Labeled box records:

>> Start

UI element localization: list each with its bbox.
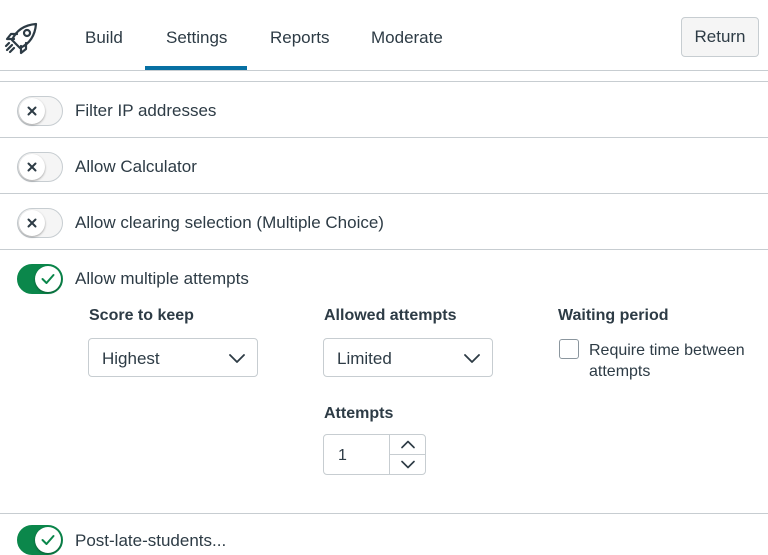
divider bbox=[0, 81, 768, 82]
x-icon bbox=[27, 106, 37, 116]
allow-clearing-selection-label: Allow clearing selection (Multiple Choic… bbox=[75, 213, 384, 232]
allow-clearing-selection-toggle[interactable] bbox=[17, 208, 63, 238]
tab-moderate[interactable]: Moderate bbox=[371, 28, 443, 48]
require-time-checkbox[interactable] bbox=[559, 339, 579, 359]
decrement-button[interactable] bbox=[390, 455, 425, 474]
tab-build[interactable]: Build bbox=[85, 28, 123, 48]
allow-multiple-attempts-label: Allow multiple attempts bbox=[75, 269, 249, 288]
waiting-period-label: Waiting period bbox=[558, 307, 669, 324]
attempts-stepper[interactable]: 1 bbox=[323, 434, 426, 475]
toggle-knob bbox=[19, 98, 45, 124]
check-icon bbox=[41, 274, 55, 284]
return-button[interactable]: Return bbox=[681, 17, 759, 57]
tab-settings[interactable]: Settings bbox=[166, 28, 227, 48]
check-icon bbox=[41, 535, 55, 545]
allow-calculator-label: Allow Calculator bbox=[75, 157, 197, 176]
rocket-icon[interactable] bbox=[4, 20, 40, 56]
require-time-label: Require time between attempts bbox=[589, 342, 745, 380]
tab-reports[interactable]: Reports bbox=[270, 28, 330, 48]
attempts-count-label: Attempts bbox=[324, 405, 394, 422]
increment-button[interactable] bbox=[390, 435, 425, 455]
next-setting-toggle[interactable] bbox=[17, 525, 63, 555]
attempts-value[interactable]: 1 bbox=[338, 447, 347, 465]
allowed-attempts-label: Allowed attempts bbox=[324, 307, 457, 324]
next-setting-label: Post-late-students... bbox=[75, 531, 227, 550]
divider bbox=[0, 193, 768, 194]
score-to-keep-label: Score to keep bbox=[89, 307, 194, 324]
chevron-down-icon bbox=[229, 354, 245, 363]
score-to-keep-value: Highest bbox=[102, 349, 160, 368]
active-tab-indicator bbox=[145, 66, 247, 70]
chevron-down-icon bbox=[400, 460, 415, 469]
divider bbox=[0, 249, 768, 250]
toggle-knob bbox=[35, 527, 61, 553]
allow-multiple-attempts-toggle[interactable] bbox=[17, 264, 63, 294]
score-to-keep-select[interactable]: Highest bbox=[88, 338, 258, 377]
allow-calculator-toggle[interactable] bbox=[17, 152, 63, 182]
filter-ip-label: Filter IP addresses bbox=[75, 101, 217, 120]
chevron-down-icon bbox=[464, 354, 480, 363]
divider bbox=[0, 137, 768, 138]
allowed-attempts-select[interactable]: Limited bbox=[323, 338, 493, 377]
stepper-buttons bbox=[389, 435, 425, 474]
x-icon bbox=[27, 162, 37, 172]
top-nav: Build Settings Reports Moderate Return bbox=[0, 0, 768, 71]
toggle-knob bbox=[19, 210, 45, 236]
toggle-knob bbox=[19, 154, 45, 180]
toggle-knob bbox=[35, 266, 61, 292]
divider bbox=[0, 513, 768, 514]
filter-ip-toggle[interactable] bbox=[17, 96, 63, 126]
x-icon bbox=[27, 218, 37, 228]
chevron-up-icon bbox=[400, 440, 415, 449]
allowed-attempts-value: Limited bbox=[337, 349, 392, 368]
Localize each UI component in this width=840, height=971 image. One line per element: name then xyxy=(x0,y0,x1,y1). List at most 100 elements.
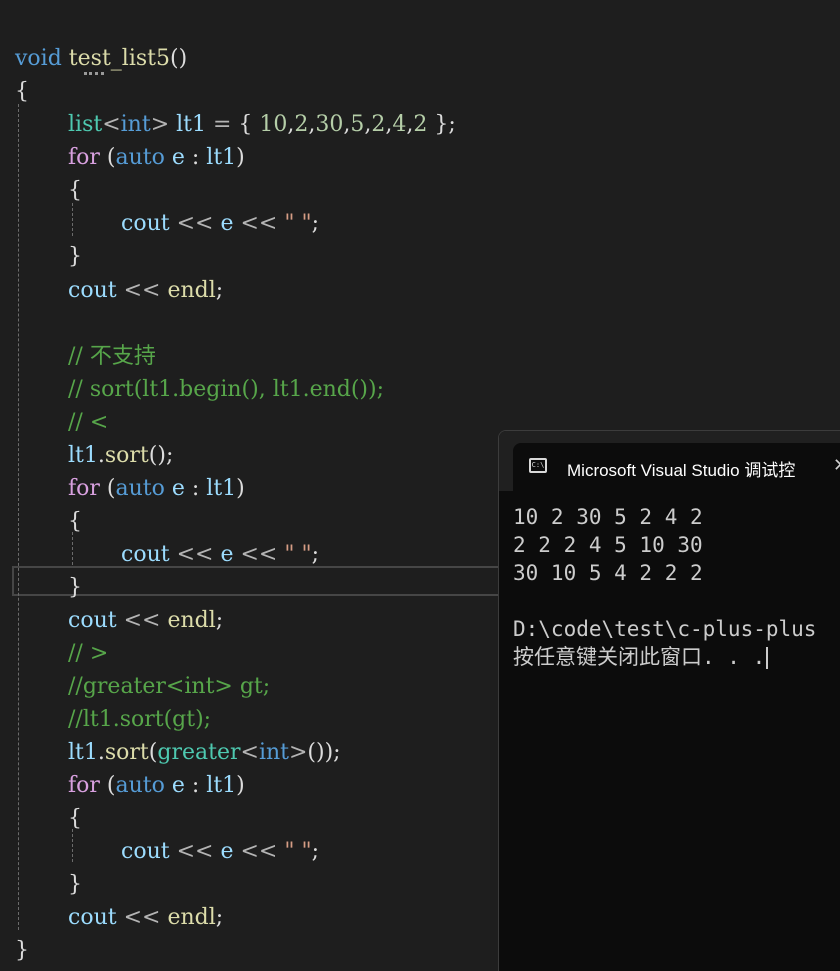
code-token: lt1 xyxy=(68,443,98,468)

>> End

## Aim of the exercise
Reproduce all the records above, putting "switch-knob" in place of every "toggle-knob" and changing nothing else. Omit the pictures.

## Answer to this task
UI element localization: list each with its bbox.
divider bbox=[0, 81, 768, 82]
x-icon bbox=[27, 106, 37, 116]
allow-clearing-selection-label: Allow clearing selection (Multiple Choic… bbox=[75, 213, 384, 232]
allow-clearing-selection-toggle[interactable] bbox=[17, 208, 63, 238]
tab-moderate[interactable]: Moderate bbox=[371, 28, 443, 48]
require-time-checkbox[interactable] bbox=[559, 339, 579, 359]
decrement-button[interactable] bbox=[390, 455, 425, 474]
tab-build[interactable]: Build bbox=[85, 28, 123, 48]
allow-multiple-attempts-label: Allow multiple attempts bbox=[75, 269, 249, 288]
waiting-period-label: Waiting period bbox=[558, 307, 669, 324]
attempts-stepper[interactable]: 1 bbox=[323, 434, 426, 475]
switch-knob bbox=[19, 98, 45, 124]
check-icon bbox=[41, 274, 55, 284]
return-button[interactable]: Return bbox=[681, 17, 759, 57]
tab-settings[interactable]: Settings bbox=[166, 28, 227, 48]
check-icon bbox=[41, 535, 55, 545]
allow-calculator-label: Allow Calculator bbox=[75, 157, 197, 176]
rocket-icon[interactable] bbox=[4, 20, 40, 56]
require-time-label: Require time between attempts bbox=[589, 342, 745, 380]
tab-reports[interactable]: Reports bbox=[270, 28, 330, 48]
attempts-count-label: Attempts bbox=[324, 405, 394, 422]
increment-button[interactable] bbox=[390, 435, 425, 455]
next-setting-toggle[interactable] bbox=[17, 525, 63, 555]
attempts-value[interactable]: 1 bbox=[338, 447, 347, 465]
allowed-attempts-label: Allowed attempts bbox=[324, 307, 457, 324]
next-setting-label: Post-late-students... bbox=[75, 531, 227, 550]
divider bbox=[0, 193, 768, 194]
score-to-keep-label: Score to keep bbox=[89, 307, 194, 324]
chevron-down-icon bbox=[229, 354, 245, 363]
score-to-keep-value: Highest bbox=[102, 349, 160, 368]
active-tab-indicator bbox=[145, 66, 247, 70]
chevron-down-icon bbox=[400, 460, 415, 469]
divider bbox=[0, 249, 768, 250]
switch-knob bbox=[35, 527, 61, 553]
allow-multiple-attempts-toggle[interactable] bbox=[17, 264, 63, 294]
score-to-keep-select[interactable]: Highest bbox=[88, 338, 258, 377]
allow-calculator-toggle[interactable] bbox=[17, 152, 63, 182]
filter-ip-label: Filter IP addresses bbox=[75, 101, 217, 120]
chevron-down-icon bbox=[464, 354, 480, 363]
divider bbox=[0, 137, 768, 138]
allowed-attempts-select[interactable]: Limited bbox=[323, 338, 493, 377]
stepper-buttons bbox=[389, 435, 425, 474]
x-icon bbox=[27, 162, 37, 172]
top-nav: Build Settings Reports Moderate Return bbox=[0, 0, 768, 71]
switch-knob bbox=[19, 210, 45, 236]
switch-knob bbox=[19, 154, 45, 180]
switch-knob bbox=[35, 266, 61, 292]
divider bbox=[0, 513, 768, 514]
filter-ip-toggle[interactable] bbox=[17, 96, 63, 126]
x-icon bbox=[27, 218, 37, 228]
chevron-up-icon bbox=[400, 440, 415, 449]
allowed-attempts-value: Limited bbox=[337, 349, 392, 368]
Localize each UI component in this width=840, height=971 image. One line per element: name then xyxy=(x0,y0,x1,y1). List at most 100 elements.
code-token: lt1 xyxy=(68,443,98,468)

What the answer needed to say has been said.